**Direction**
Copy out every line in which the string "СОДЕРЖАНИЕ" occurs.

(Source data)
#####

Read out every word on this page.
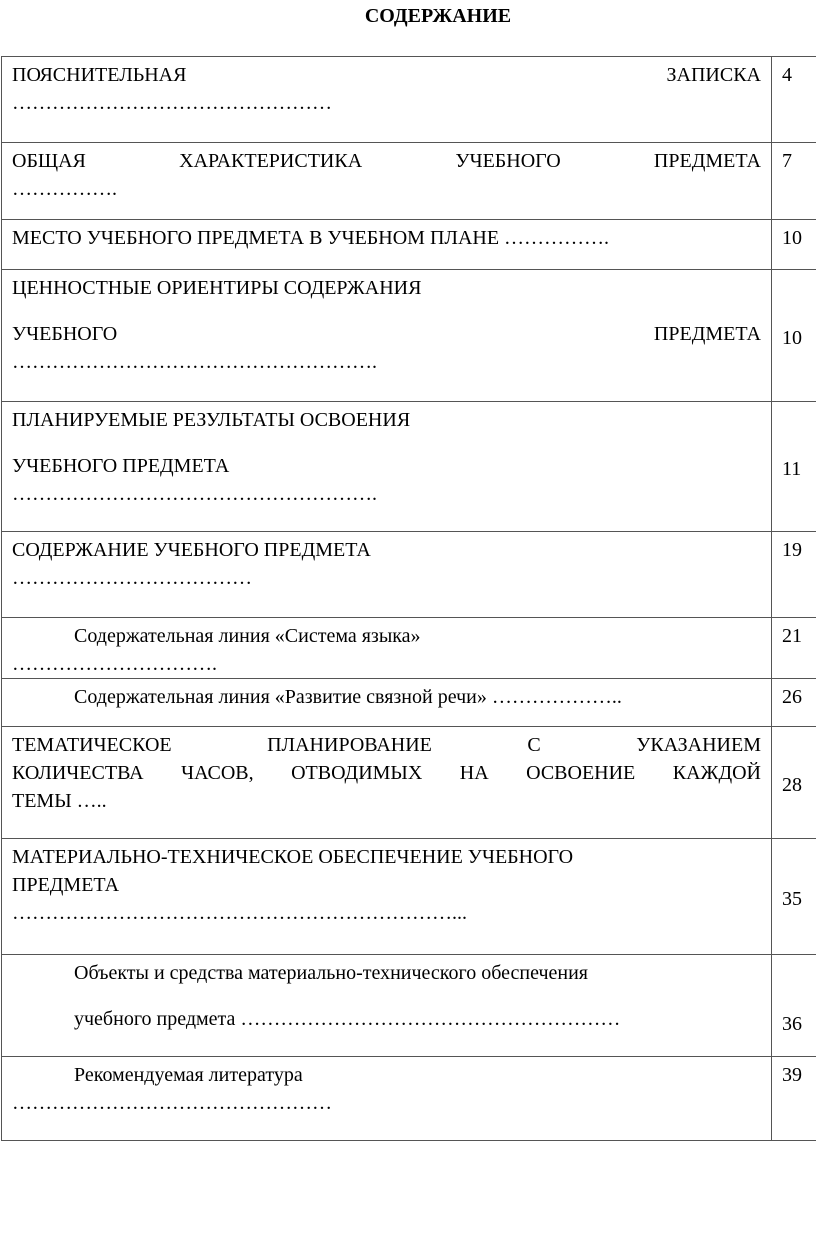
СОДЕРЖАНИЕ
ПОЯСНИТЕЛЬНАЯ ЗАПИСКА
…………………………………………	4

ОБЩАЯ ХАРАКТЕРИСТИКА УЧЕБНОГО ПРЕДМЕТА
…………….	7

МЕСТО УЧЕБНОГО ПРЕДМЕТА В УЧЕБНОМ ПЛАНЕ …………….	10

ЦЕННОСТНЫЕ ОРИЕНТИРЫ СОДЕРЖАНИЯ
УЧЕБНОГО ПРЕДМЕТА
……………………………………………….	10

ПЛАНИРУЕМЫЕ РЕЗУЛЬТАТЫ ОСВОЕНИЯ
УЧЕБНОГО ПРЕДМЕТА
……………………………………………….	11

СОДЕРЖАНИЕ УЧЕБНОГО ПРЕДМЕТА
………………………………	19

Содержательная линия «Система языка»
………………………….	21

Содержательная линия «Развитие связной речи» ………………..	26

ТЕМАТИЧЕСКОЕ ПЛАНИРОВАНИЕ С УКАЗАНИЕМ
КОЛИЧЕСТВА ЧАСОВ, ОТВОДИМЫХ НА ОСВОЕНИЕ КАЖДОЙ
ТЕМЫ …..	28

МАТЕРИАЛЬНО-ТЕХНИЧЕСКОЕ ОБЕСПЕЧЕНИЕ УЧЕБНОГО
ПРЕДМЕТА
…………………………………………………………...	35

Объекты и средства материально-технического обеспечения
учебного предмета …………………………………………………	36

Рекомендуемая литература
…………………………………………	39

#####

**Exercise answer**
СОДЕРЖАНИЕ
СОДЕРЖАНИЕ УЧЕБНОГО ПРЕДМЕТА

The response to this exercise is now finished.